Transcribe every entry word for word, leaving out all images.

━━━━━ DATA SUPPLIED ━━━━━

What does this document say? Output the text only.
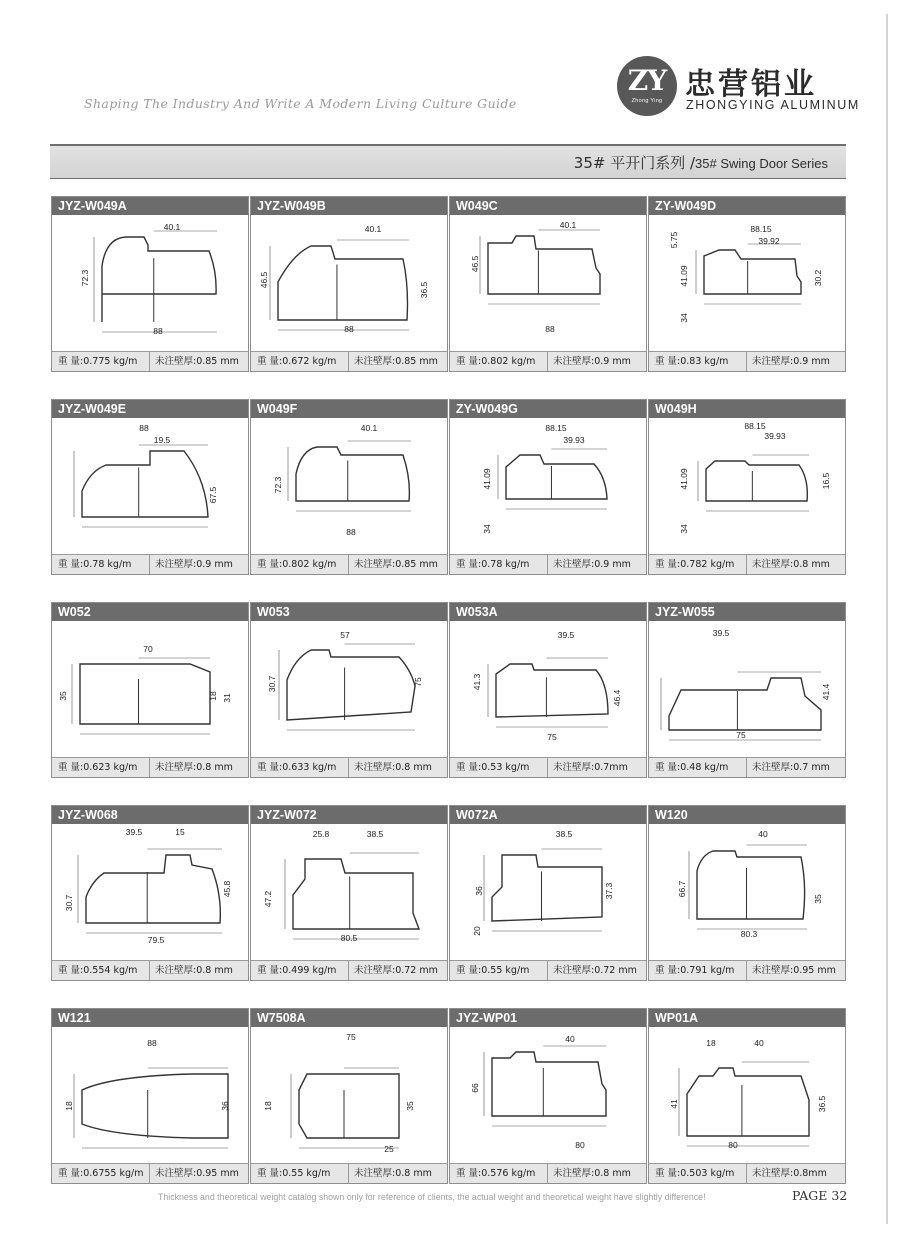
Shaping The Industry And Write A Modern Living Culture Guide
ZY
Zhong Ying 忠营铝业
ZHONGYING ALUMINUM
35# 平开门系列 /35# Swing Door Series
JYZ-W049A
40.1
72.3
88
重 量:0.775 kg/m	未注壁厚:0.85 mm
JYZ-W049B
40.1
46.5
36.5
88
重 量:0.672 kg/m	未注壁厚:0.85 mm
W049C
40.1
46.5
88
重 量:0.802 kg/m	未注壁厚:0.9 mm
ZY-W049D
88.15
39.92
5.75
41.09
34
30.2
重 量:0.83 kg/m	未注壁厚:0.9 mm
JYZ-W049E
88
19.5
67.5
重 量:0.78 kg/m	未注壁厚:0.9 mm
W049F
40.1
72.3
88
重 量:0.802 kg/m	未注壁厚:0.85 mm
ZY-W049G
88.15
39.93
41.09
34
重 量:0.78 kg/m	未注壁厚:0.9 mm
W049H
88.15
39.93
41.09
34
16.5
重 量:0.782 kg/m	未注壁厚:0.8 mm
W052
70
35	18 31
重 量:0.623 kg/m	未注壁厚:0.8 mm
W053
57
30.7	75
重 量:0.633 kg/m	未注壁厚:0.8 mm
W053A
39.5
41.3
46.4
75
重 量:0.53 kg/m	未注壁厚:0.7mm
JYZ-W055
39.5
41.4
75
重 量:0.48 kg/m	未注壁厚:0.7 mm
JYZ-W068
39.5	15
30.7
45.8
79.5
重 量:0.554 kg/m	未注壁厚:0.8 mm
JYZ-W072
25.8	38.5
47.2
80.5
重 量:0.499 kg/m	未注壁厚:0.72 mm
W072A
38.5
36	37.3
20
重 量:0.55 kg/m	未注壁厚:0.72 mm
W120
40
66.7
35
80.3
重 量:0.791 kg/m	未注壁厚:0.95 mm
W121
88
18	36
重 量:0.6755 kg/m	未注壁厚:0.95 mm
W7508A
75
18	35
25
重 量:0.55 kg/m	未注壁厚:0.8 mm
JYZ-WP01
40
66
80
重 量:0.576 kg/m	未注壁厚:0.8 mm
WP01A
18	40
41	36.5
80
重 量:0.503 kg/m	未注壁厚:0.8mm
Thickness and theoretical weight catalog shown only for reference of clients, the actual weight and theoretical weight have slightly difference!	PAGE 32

━━━━━

* SOLUTION FOR THIS TASK:
What does this document say? Output the text only.
Shaping The Industry And Write A Modern Living Culture Guide
ZY
Zhong Ying 忠营铝业
ZHONGYING ALUMINUM
35# 平开门系列 /35# Swing Door Series
JYZ-W049A
40.1
72.3
88
重 量:0.775 kg/m	未注壁厚:0.85 mm
JYZ-W049B
40.1
46.5
36.5
88
重 量:0.672 kg/m	未注壁厚:0.85 mm
W049C
40.1
46.5
88
重 量:0.802 kg/m	未注壁厚:0.9 mm
ZY-W049D
88.15
39.92
5.75
41.09
34
30.2
重 量:0.83 kg/m	未注壁厚:0.9 mm
JYZ-W049E
88
19.5
67.5
重 量:0.78 kg/m	未注壁厚:0.9 mm
W049F
40.1
72.3
88
重 量:0.802 kg/m	未注壁厚:0.85 mm
ZY-W049G
88.15
39.93
41.09
34
重 量:0.78 kg/m	未注壁厚:0.9 mm
W049H
88.15
39.93
41.09
34
16.5
重 量:0.782 kg/m	未注壁厚:0.8 mm
W052
70
35	18 31
重 量:0.623 kg/m	未注壁厚:0.8 mm
W053
57
30.7	75
重 量:0.633 kg/m	未注壁厚:0.8 mm
W053A
39.5
41.3
46.4
75
重 量:0.53 kg/m	未注壁厚:0.7mm
JYZ-W055
39.5
41.4
75
重 量:0.48 kg/m	未注壁厚:0.7 mm
JYZ-W068
39.5	15
30.7
45.8
79.5
重 量:0.554 kg/m	未注壁厚:0.8 mm
JYZ-W072
25.8	38.5
47.2
80.5
重 量:0.499 kg/m	未注壁厚:0.72 mm
W072A
38.5
36	37.3
20
重 量:0.55 kg/m	未注壁厚:0.72 mm
W120
40
66.7
35
80.3
重 量:0.791 kg/m	未注壁厚:0.95 mm
W121
88
18	36
重 量:0.6755 kg/m	未注壁厚:0.95 mm
W7508A
75
18	35
25
重 量:0.55 kg/m	未注壁厚:0.8 mm
JYZ-WP01
40
66
80
重 量:0.576 kg/m	未注壁厚:0.8 mm
WP01A
18	40
41	36.5
80
重 量:0.503 kg/m	未注壁厚:0.8mm
Thickness and theoretical weight catalog shown only for reference of clients, the actual weight and theoretical weight have slightly difference!	PAGE 32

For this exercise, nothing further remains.